* _WHAT TO WORK ON_: Every line below that contains "заправки" is to be copied.

[Collection entries]

▬▬▬▬▬▬

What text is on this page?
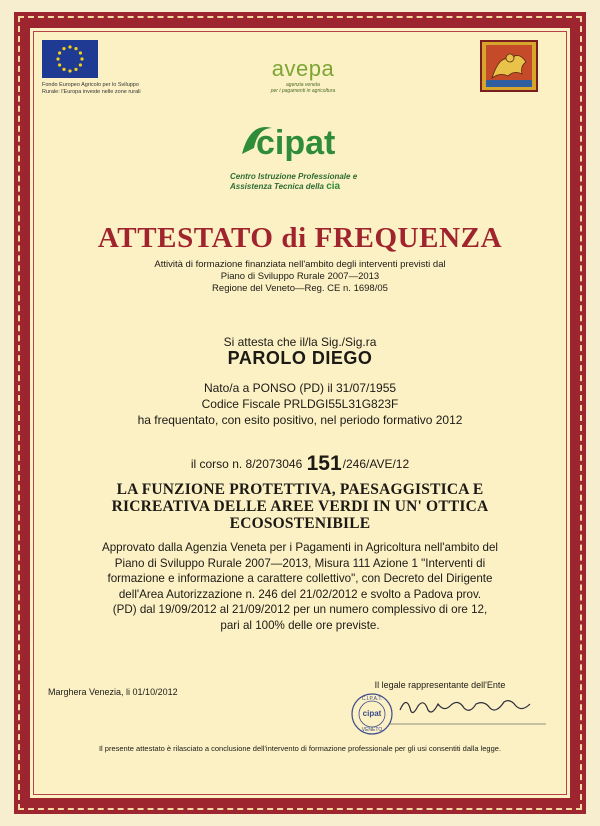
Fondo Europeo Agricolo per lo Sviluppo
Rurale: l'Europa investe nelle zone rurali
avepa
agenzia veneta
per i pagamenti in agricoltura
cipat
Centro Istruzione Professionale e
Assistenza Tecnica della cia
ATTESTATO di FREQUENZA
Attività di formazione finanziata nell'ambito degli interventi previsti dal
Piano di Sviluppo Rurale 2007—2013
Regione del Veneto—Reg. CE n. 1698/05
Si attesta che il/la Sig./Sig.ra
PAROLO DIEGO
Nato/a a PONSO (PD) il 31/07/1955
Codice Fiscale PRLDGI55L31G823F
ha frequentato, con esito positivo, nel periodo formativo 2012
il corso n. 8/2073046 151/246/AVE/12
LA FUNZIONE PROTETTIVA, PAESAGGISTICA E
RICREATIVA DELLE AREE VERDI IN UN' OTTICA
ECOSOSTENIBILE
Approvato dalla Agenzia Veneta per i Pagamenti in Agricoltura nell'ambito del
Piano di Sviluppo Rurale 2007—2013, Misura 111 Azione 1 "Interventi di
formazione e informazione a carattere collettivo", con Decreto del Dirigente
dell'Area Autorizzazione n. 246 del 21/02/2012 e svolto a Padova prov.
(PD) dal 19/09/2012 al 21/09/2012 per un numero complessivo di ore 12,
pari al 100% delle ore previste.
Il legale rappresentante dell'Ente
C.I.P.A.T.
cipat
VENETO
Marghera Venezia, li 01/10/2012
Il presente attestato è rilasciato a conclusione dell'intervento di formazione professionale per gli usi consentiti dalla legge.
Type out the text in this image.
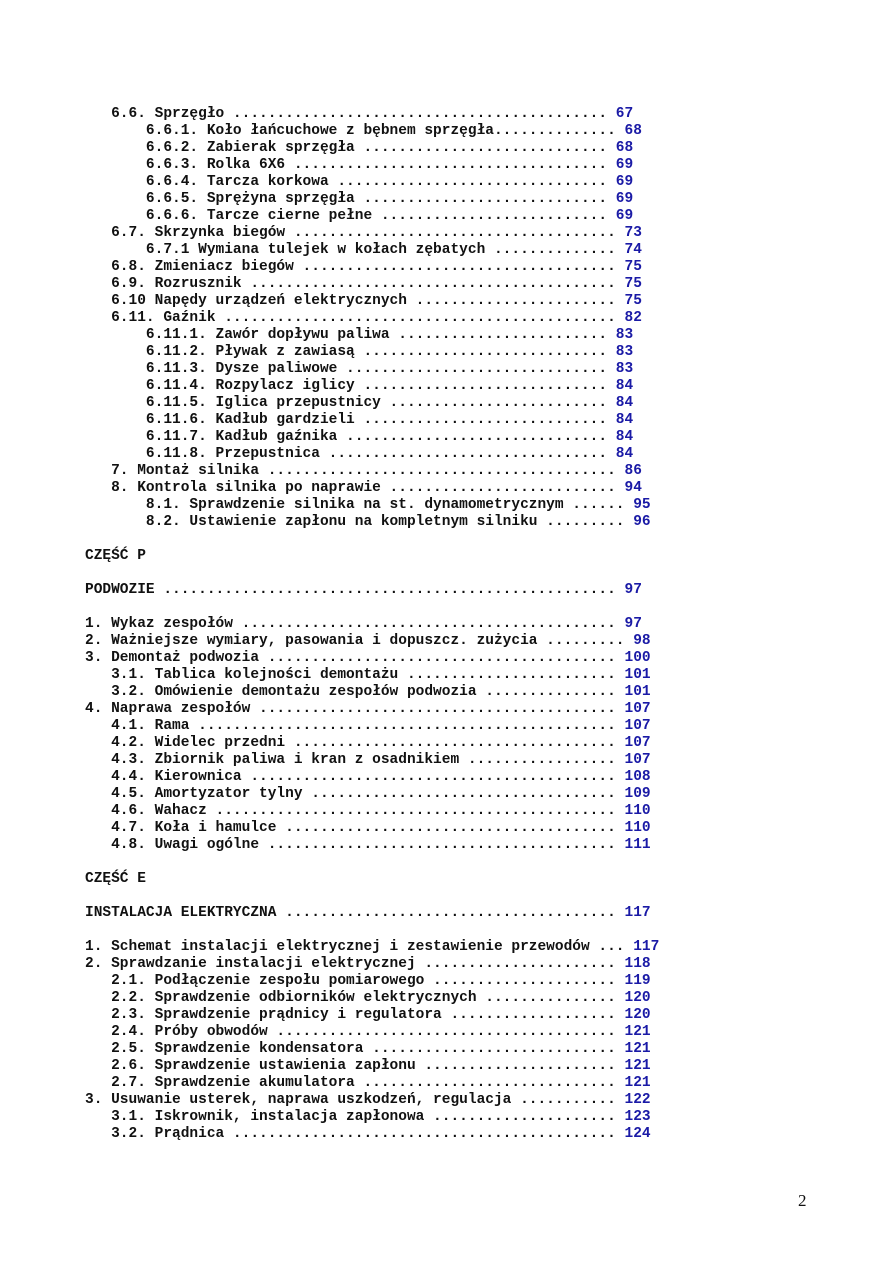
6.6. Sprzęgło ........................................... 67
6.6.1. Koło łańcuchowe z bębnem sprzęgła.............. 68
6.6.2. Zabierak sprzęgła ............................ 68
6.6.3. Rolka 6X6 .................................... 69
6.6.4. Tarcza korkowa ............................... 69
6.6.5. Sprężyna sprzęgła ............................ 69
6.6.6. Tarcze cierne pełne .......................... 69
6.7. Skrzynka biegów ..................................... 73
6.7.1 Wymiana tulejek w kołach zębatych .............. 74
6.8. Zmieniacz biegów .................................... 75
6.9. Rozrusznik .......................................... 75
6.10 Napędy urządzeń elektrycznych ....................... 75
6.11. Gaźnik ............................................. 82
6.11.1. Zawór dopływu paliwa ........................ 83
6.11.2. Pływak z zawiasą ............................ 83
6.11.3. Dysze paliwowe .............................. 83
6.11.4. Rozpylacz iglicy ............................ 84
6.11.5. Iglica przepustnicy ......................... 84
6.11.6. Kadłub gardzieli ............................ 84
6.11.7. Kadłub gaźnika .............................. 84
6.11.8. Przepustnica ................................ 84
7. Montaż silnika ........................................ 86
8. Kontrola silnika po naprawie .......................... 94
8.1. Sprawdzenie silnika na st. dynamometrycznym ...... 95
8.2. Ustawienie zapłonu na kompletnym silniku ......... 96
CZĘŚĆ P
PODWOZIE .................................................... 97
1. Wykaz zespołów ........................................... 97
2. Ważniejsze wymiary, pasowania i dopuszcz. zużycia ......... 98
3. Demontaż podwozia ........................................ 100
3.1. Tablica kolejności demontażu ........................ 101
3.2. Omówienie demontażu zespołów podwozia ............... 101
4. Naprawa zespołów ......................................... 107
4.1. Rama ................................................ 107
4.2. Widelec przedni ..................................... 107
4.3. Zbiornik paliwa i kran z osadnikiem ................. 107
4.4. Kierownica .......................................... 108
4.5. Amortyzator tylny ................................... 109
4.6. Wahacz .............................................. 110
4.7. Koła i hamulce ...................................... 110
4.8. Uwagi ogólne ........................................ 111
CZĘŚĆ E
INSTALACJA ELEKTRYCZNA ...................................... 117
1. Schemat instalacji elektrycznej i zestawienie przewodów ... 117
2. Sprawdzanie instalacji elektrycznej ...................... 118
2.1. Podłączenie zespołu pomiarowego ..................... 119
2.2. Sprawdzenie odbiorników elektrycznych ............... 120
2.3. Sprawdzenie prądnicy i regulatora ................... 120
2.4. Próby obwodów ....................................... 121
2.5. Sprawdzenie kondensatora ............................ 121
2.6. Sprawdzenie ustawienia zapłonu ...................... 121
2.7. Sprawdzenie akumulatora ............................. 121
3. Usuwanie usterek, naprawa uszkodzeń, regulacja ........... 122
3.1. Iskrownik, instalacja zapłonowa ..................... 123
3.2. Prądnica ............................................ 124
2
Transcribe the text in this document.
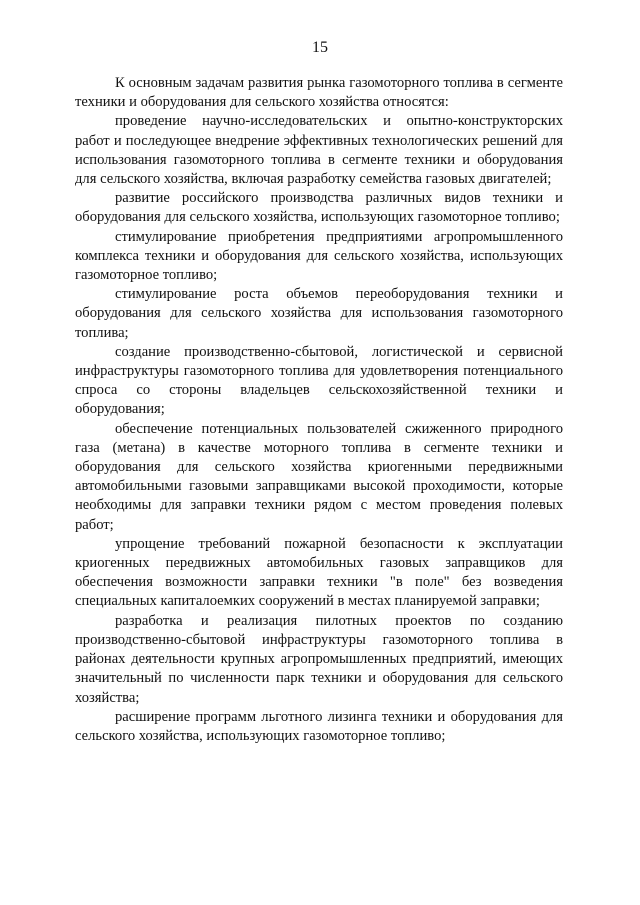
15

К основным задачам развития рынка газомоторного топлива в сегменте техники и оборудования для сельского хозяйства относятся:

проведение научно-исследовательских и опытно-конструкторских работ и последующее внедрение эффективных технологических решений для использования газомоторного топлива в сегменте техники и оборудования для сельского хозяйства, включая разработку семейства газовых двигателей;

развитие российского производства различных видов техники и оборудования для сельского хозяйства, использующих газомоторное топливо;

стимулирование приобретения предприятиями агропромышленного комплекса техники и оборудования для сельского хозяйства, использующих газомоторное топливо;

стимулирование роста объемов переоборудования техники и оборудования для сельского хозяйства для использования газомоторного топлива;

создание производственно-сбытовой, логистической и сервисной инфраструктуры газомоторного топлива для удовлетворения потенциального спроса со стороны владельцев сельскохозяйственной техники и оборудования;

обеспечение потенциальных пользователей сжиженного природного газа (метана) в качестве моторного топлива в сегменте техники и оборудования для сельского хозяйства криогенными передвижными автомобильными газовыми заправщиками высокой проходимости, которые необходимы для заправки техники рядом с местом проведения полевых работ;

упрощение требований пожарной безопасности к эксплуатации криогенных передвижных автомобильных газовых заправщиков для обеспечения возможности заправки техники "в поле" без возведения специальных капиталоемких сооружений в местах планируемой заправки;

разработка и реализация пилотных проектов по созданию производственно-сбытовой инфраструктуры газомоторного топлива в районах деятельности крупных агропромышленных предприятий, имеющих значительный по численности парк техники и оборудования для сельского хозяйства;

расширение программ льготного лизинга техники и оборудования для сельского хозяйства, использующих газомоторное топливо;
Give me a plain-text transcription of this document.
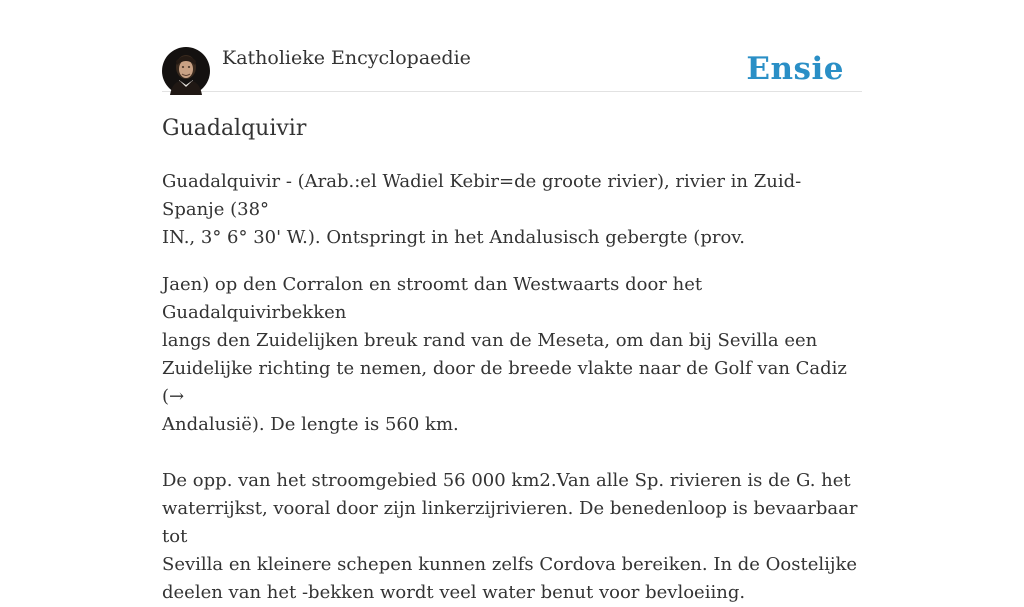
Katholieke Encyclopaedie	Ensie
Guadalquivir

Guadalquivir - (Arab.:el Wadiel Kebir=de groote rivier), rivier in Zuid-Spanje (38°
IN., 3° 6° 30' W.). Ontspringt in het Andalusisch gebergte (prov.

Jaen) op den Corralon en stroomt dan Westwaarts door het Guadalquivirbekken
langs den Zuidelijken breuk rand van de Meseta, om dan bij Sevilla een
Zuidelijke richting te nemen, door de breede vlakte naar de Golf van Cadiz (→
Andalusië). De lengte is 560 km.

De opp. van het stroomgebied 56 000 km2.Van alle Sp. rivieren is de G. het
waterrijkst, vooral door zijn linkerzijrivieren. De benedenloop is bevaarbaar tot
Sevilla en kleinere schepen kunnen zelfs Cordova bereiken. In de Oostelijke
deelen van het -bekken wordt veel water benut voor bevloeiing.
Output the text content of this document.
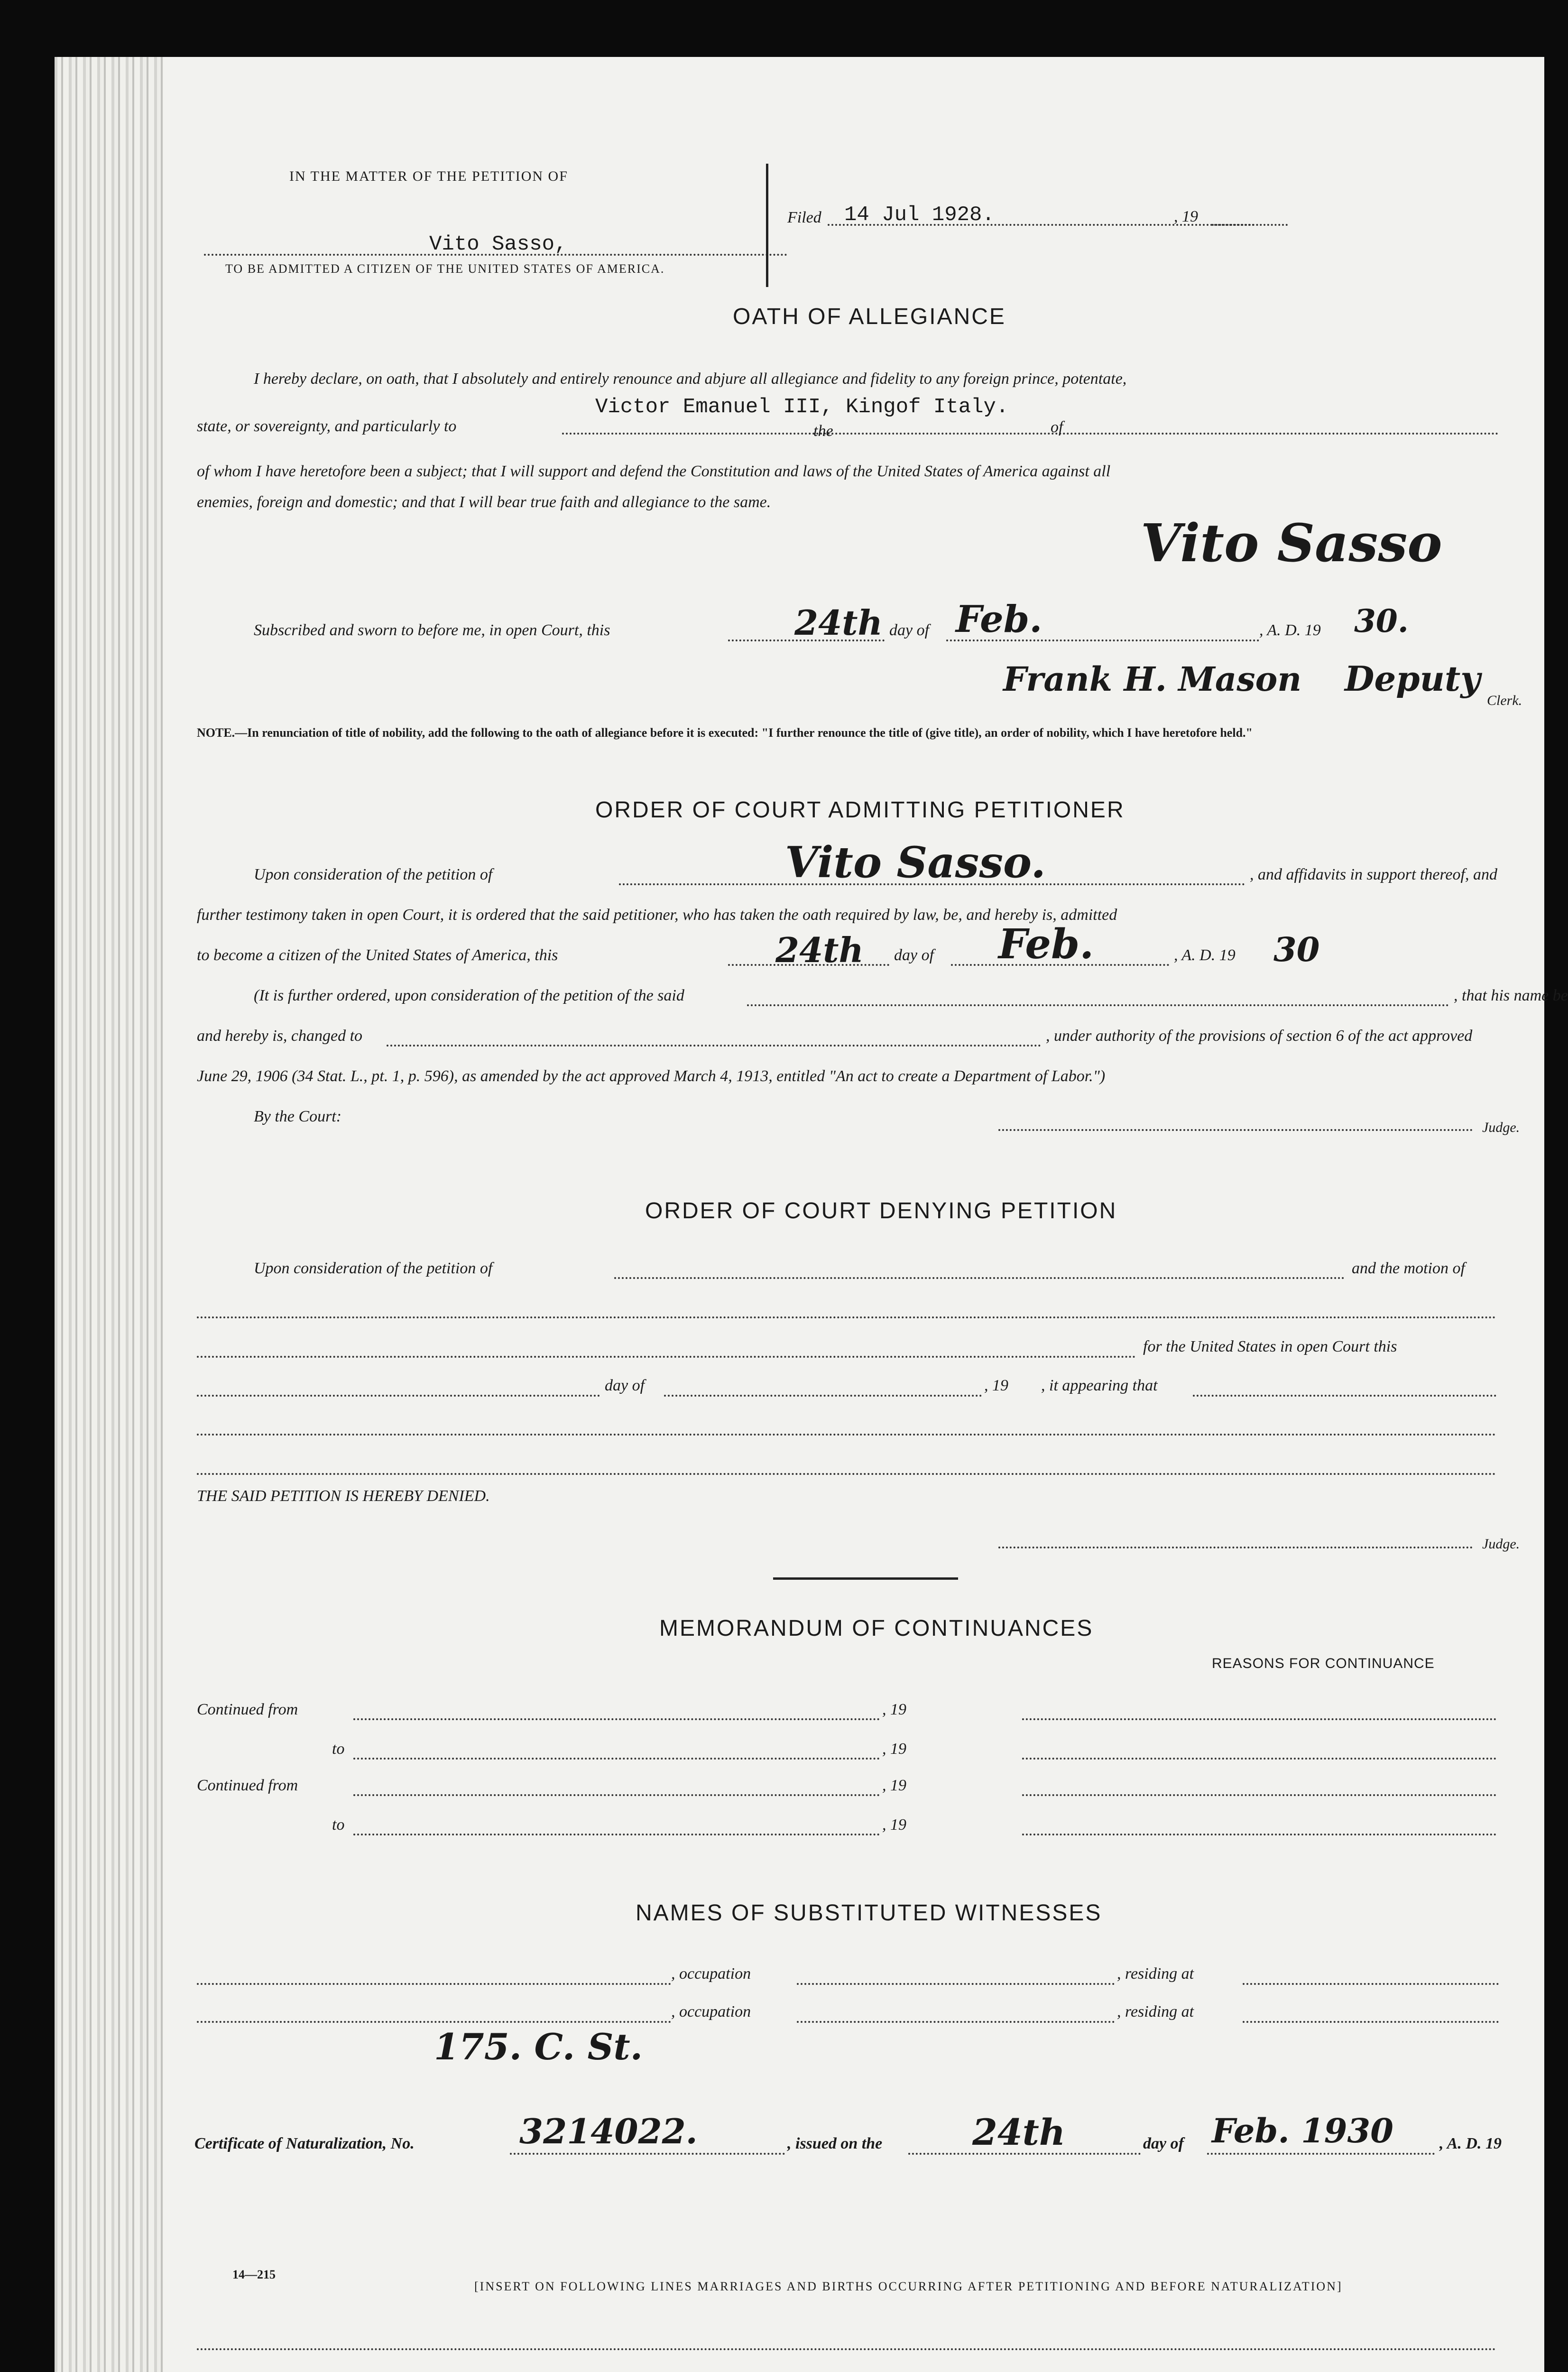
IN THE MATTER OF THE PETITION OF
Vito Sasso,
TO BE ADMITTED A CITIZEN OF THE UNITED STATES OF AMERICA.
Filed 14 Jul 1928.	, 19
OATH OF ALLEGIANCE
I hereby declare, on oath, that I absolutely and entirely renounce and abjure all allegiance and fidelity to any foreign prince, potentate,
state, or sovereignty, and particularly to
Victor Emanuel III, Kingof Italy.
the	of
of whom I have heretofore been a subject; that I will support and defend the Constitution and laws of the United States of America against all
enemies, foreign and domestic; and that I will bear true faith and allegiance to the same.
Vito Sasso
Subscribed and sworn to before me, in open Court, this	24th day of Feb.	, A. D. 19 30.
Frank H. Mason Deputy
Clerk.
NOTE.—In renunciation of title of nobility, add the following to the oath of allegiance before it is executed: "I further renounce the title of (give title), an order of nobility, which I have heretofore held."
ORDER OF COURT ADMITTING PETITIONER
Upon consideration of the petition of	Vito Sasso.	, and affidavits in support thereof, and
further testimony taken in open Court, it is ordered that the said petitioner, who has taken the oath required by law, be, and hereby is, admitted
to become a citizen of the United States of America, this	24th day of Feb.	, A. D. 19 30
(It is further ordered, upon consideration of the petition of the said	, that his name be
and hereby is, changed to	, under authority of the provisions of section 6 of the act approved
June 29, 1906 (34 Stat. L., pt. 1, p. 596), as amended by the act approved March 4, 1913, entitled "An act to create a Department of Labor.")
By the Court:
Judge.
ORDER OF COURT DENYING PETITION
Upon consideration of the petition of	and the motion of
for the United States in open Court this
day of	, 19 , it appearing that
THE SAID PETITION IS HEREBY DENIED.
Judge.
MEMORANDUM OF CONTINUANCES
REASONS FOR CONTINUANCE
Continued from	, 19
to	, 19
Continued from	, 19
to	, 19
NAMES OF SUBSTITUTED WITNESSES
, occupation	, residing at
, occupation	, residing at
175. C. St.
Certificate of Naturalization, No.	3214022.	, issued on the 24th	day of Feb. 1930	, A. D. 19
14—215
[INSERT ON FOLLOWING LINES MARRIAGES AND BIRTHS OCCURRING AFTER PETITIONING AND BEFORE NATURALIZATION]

▬▬▬▬▬▬

* _REPLY_:
обеспечение потенциальных пользователей сжиженного природного газа (метана) в качестве моторного топлива в сегменте техники и оборудования для сельского хозяйства криогенными передвижными автомобильными газовыми заправщиками высокой проходимости, которые необходимы для заправки техники рядом с местом проведения полевых работ;
упрощение требований пожарной безопасности к эксплуатации криогенных передвижных автомобильных газовых заправщиков для обеспечения возможности заправки техники "в поле" без возведения специальных капиталоемких сооружений в местах планируемой заправки;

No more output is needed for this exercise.